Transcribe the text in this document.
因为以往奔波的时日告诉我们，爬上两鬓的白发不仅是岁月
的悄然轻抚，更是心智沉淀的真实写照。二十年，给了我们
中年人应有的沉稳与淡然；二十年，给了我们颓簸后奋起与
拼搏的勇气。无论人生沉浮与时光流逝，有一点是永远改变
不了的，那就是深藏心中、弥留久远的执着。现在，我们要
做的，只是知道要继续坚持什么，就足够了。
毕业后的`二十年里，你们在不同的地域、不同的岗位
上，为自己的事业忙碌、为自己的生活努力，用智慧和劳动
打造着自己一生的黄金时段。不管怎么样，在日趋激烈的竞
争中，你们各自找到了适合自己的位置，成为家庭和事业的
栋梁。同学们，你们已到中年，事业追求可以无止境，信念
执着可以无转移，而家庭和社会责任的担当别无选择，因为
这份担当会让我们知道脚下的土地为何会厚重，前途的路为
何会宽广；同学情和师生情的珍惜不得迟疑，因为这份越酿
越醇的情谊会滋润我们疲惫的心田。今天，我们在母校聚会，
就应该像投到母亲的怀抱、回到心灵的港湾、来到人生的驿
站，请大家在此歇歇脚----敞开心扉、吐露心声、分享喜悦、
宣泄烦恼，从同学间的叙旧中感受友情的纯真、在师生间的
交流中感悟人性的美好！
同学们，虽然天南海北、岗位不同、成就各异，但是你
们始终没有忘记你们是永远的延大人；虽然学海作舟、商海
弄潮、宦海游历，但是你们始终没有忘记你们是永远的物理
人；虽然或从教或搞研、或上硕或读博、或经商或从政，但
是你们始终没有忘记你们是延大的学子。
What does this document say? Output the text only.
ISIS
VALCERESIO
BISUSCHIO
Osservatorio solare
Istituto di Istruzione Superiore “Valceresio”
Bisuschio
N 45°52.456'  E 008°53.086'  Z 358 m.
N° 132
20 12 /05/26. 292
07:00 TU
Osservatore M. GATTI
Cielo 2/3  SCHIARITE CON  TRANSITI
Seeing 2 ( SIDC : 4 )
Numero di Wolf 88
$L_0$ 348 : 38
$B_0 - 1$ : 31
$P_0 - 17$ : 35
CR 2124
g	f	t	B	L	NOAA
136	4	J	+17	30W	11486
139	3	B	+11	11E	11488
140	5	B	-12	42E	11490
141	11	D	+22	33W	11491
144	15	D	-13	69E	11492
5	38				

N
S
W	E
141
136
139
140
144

Exercise task
Transcribe every entry verbatim.

Result for this task
Transcribe the text in this document.
因为以往奔波的时日告诉我们，爬上两鬓的白发不仅是岁月
的悄然轻抚，更是心智沉淀的真实写照。二十年，给了我们
中年人应有的沉稳与淡然；二十年，给了我们颓簸后奋起与
拼搏的勇气。无论人生沉浮与时光流逝，有一点是永远改变
不了的，那就是深藏心中、弥留久远的执着。现在，我们要
做的，只是知道要继续坚持什么，就足够了。
毕业后的`二十年里，你们在不同的地域、不同的岗位
上，为自己的事业忙碌、为自己的生活努力，用智慧和劳动
打造着自己一生的黄金时段。不管怎么样，在日趋激烈的竞
争中，你们各自找到了适合自己的位置，成为家庭和事业的
栋梁。同学们，你们已到中年，事业追求可以无止境，信念
执着可以无转移，而家庭和社会责任的担当别无选择，因为
这份担当会让我们知道脚下的土地为何会厚重，前途的路为
何会宽广；同学情和师生情的珍惜不得迟疑，因为这份越酿
越醇的情谊会滋润我们疲惫的心田。今天，我们在母校聚会，
就应该像投到母亲的怀抱、回到心灵的港湾、来到人生的驿
站，请大家在此歇歇脚----敞开心扉、吐露心声、分享喜悦、
宣泄烦恼，从同学间的叙旧中感受友情的纯真、在师生间的
交流中感悟人性的美好！
同学们，虽然天南海北、岗位不同、成就各异，但是你
们始终没有忘记你们是永远的延大人；虽然学海作舟、商海
弄潮、宦海游历，但是你们始终没有忘记你们是永远的物理
人；虽然或从教或搞研、或上硕或读博、或经商或从政，但
是你们始终没有忘记你们是延大的学子。
What does this document say? Output the text only.
ISIS
VALCERESIO
BISUSCHIO
Osservatorio solare
Istituto di Istruzione Superiore “Valceresio”
Bisuschio
N 45°52.456'  E 008°53.086'  Z 358 m.
N° 132
20 12 /05/26. 292
07:00 TU
Osservatore M. GATTI
Cielo 2/3  SCHIARITE CON  TRANSITI
Seeing 2 ( SIDC : 4 )
Numero di Wolf 88
$L_0$ 348 : 38
$B_0 - 1$ : 31
$P_0 - 17$ : 35
CR 2124
g	f	t	B	L	NOAA
136	4	J	+17	30W	11486
139	3	B	+11	11E	11488
140	5	B	-12	42E	11490
141	11	D	+22	33W	11491
144	15	D	-13	69E	11492
5	38				

N
S
W	E
141
136
139
140
144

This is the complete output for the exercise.